■ YOUR GOAL
Report how many lines contain "lazy", with no other words.
◆ ◆ ◆ ◆ ◆
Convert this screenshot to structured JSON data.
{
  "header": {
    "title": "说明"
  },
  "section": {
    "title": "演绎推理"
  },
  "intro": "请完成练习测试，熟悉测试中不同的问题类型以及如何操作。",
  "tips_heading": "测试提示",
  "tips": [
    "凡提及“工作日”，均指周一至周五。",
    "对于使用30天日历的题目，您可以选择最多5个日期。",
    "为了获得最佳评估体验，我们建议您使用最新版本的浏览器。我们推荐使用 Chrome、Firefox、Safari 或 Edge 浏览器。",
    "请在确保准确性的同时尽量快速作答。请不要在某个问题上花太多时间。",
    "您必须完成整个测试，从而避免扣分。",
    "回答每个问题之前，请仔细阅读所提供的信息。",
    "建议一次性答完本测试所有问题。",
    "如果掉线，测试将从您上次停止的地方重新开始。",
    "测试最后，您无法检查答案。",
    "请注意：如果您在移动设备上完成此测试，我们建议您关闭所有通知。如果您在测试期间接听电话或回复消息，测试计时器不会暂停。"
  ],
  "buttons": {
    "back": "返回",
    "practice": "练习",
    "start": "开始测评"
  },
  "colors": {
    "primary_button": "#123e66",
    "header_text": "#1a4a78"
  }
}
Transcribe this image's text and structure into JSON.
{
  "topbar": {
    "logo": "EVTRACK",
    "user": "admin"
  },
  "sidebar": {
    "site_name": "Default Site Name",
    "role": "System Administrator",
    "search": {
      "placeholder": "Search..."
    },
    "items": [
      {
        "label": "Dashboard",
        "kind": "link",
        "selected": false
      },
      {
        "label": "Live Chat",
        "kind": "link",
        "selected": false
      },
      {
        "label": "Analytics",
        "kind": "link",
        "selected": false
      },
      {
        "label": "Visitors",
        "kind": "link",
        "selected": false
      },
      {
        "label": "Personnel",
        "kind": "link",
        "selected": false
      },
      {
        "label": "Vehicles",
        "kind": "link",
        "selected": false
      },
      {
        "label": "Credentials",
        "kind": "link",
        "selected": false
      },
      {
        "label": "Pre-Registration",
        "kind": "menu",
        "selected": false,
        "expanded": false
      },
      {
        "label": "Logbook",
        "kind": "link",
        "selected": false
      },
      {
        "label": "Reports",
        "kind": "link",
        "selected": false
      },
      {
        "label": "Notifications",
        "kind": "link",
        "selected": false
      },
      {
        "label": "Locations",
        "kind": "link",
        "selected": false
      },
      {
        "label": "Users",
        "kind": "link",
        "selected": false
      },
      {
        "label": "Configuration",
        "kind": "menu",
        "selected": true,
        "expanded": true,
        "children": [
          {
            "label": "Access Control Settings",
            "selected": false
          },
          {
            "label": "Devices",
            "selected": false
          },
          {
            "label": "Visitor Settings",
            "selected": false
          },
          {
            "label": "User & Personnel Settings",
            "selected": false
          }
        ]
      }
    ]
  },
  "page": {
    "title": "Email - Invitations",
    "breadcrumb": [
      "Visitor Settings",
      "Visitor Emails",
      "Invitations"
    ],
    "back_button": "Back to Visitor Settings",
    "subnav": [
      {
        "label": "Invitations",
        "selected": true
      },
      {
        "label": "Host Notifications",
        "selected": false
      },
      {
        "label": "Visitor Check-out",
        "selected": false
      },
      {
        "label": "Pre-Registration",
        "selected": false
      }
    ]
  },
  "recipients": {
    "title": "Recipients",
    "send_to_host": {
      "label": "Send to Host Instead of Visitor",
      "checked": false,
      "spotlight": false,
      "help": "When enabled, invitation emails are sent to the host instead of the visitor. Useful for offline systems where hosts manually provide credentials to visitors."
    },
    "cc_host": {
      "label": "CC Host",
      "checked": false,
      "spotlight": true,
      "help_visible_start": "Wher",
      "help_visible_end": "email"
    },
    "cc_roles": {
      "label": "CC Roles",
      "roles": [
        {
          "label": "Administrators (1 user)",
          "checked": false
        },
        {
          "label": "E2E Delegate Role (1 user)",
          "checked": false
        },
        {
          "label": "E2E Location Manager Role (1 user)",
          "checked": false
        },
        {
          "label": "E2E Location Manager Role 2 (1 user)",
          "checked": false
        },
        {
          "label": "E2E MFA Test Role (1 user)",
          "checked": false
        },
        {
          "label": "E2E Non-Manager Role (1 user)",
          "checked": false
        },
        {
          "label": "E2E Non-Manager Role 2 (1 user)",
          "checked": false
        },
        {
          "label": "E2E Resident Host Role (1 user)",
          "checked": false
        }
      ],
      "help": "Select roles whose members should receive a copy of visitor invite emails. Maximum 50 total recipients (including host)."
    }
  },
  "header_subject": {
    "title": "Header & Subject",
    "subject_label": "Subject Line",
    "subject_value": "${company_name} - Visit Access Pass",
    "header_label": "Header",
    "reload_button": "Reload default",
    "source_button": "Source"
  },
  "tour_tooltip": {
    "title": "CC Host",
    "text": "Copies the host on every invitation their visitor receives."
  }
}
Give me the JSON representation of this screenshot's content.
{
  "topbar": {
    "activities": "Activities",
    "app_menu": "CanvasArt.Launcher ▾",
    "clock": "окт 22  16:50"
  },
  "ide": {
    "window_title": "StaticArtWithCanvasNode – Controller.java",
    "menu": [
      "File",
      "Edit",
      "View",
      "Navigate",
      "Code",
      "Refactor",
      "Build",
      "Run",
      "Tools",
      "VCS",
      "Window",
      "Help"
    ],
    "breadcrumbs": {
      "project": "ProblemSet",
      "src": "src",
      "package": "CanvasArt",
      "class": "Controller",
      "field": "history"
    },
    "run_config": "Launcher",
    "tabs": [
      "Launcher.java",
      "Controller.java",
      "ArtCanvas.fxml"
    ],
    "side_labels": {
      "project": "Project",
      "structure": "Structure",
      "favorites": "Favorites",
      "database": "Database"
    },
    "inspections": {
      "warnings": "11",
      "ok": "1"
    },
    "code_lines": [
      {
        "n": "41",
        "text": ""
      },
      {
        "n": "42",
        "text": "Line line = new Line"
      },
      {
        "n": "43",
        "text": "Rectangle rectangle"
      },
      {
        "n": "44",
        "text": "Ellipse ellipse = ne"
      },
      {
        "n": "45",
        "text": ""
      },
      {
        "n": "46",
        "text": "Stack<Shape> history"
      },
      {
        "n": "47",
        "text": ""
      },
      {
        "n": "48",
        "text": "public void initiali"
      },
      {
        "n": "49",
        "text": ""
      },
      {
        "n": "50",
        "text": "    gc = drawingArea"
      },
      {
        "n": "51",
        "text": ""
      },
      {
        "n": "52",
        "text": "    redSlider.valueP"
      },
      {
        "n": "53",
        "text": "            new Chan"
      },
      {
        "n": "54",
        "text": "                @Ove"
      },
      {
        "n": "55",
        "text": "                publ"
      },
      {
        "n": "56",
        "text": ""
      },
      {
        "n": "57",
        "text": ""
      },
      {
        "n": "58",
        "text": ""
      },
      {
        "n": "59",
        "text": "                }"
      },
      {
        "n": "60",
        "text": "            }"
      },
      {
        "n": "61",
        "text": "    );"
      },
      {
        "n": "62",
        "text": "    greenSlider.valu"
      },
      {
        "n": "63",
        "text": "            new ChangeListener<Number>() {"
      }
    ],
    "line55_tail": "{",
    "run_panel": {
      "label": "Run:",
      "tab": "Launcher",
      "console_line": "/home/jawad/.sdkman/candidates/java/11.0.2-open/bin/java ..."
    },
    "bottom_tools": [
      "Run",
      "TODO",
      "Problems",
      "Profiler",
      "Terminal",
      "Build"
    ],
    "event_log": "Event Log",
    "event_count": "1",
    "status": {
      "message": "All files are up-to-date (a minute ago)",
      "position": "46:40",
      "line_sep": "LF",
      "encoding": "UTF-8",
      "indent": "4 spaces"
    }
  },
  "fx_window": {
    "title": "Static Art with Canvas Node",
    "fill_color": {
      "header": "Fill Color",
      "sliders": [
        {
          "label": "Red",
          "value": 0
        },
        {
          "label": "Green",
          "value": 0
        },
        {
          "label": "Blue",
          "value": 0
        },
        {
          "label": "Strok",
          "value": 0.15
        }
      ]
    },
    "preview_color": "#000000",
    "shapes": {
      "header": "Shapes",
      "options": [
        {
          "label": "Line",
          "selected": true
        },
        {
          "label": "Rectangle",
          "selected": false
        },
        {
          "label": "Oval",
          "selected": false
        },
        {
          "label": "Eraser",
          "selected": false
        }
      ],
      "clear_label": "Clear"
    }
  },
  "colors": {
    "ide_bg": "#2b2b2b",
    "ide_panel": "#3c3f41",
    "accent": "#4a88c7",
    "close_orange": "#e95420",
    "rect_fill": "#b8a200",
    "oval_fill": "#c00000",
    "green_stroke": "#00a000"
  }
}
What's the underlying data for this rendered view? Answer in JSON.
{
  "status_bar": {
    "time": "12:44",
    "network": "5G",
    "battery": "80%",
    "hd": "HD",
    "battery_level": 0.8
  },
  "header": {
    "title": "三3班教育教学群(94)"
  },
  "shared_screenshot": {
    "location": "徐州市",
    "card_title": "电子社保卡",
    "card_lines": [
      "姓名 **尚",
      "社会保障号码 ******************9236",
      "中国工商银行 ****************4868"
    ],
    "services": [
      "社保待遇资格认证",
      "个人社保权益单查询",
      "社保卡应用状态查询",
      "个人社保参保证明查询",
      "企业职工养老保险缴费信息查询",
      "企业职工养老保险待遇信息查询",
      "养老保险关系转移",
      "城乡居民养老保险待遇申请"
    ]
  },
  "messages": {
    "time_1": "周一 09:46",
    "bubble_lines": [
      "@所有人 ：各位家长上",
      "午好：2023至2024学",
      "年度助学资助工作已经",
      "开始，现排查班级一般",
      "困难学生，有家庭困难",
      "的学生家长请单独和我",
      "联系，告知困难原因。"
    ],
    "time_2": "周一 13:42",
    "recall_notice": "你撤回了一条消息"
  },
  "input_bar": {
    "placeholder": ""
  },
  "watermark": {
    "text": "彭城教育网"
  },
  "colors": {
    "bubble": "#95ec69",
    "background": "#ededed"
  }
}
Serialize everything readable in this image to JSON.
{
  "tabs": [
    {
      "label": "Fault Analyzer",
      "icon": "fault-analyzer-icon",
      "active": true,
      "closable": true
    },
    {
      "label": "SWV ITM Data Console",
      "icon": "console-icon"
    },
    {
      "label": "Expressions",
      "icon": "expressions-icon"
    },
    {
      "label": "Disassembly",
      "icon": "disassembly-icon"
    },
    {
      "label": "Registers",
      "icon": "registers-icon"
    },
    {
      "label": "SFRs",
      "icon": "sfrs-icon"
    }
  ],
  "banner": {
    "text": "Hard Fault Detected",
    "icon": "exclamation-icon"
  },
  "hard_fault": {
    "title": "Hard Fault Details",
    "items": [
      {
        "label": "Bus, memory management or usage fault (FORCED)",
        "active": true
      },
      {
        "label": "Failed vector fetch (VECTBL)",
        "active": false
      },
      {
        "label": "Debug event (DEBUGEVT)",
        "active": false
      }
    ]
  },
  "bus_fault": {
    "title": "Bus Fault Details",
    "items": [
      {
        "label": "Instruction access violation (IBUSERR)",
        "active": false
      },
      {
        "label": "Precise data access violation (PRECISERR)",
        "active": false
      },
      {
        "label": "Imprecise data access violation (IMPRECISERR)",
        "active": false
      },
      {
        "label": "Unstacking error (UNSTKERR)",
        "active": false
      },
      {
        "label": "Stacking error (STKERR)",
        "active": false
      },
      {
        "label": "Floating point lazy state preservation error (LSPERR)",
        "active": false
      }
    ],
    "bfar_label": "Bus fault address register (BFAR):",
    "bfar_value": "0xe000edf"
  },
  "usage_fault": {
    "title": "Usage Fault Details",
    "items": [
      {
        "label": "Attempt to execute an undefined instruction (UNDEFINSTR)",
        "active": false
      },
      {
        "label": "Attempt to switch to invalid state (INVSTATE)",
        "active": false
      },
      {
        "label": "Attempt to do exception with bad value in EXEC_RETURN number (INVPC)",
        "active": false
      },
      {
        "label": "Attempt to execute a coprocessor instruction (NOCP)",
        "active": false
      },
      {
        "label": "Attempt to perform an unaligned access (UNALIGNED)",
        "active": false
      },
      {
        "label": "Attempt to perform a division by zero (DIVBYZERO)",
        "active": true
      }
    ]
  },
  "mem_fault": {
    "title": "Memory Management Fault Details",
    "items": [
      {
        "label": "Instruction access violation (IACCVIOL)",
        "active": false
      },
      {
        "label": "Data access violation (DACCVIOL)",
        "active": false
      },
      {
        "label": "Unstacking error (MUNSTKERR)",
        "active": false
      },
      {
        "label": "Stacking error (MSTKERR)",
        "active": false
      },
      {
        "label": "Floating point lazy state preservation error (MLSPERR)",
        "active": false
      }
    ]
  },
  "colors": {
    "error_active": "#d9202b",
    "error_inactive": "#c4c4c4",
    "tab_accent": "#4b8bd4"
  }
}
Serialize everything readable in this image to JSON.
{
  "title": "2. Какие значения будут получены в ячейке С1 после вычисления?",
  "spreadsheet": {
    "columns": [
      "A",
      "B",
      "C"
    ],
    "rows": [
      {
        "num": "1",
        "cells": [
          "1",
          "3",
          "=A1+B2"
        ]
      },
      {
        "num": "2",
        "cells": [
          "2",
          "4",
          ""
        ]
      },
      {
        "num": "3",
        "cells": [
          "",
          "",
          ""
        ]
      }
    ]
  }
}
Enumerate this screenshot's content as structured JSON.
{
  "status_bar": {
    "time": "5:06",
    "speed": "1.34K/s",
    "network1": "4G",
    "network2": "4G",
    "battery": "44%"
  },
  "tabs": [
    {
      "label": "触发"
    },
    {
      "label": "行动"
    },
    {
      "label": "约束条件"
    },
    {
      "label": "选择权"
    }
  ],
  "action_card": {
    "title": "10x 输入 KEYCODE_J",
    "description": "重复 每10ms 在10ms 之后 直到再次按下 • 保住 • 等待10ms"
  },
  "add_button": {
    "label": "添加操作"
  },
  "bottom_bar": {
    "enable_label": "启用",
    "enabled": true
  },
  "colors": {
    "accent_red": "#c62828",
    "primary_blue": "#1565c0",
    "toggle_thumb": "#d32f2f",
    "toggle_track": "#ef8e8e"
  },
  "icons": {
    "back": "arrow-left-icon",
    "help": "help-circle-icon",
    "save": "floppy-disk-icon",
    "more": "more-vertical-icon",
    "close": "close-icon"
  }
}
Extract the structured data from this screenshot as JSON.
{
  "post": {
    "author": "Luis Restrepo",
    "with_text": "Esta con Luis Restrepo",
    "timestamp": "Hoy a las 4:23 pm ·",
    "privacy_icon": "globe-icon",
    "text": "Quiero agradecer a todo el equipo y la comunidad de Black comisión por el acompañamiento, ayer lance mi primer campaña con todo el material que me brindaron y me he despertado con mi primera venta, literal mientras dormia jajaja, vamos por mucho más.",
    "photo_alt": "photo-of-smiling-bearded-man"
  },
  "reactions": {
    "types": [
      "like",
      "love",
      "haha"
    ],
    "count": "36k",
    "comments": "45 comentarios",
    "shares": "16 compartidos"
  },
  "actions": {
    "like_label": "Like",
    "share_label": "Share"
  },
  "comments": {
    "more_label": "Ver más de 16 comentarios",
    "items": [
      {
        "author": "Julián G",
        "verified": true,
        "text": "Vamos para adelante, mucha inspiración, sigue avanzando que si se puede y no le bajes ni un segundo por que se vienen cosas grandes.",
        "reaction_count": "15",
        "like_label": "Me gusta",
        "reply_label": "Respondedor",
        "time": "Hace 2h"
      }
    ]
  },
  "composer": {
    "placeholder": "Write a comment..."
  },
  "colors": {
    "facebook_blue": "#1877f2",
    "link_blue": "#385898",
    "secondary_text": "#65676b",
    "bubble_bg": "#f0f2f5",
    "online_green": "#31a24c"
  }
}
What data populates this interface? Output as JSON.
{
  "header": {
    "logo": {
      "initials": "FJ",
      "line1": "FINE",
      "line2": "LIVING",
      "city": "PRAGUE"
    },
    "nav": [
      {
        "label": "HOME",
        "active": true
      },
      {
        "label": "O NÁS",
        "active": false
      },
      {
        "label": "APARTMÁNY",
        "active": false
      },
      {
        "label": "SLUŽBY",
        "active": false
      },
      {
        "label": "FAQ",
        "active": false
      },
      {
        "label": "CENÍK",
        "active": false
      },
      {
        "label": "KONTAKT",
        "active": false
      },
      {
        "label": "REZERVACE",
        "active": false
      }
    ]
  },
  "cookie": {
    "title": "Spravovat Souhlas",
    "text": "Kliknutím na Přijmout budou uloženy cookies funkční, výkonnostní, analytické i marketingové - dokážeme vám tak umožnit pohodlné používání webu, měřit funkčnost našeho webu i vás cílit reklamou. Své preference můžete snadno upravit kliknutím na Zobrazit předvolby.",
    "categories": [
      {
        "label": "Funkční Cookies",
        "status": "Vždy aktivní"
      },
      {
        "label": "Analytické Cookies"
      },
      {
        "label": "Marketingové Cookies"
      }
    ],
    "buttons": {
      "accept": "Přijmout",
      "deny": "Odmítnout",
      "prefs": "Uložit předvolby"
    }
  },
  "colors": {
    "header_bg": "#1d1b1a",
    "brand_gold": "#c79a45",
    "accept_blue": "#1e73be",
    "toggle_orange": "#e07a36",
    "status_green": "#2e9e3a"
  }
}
◆ ◆ ◆ ◆ ◆
■ OUTPUT
2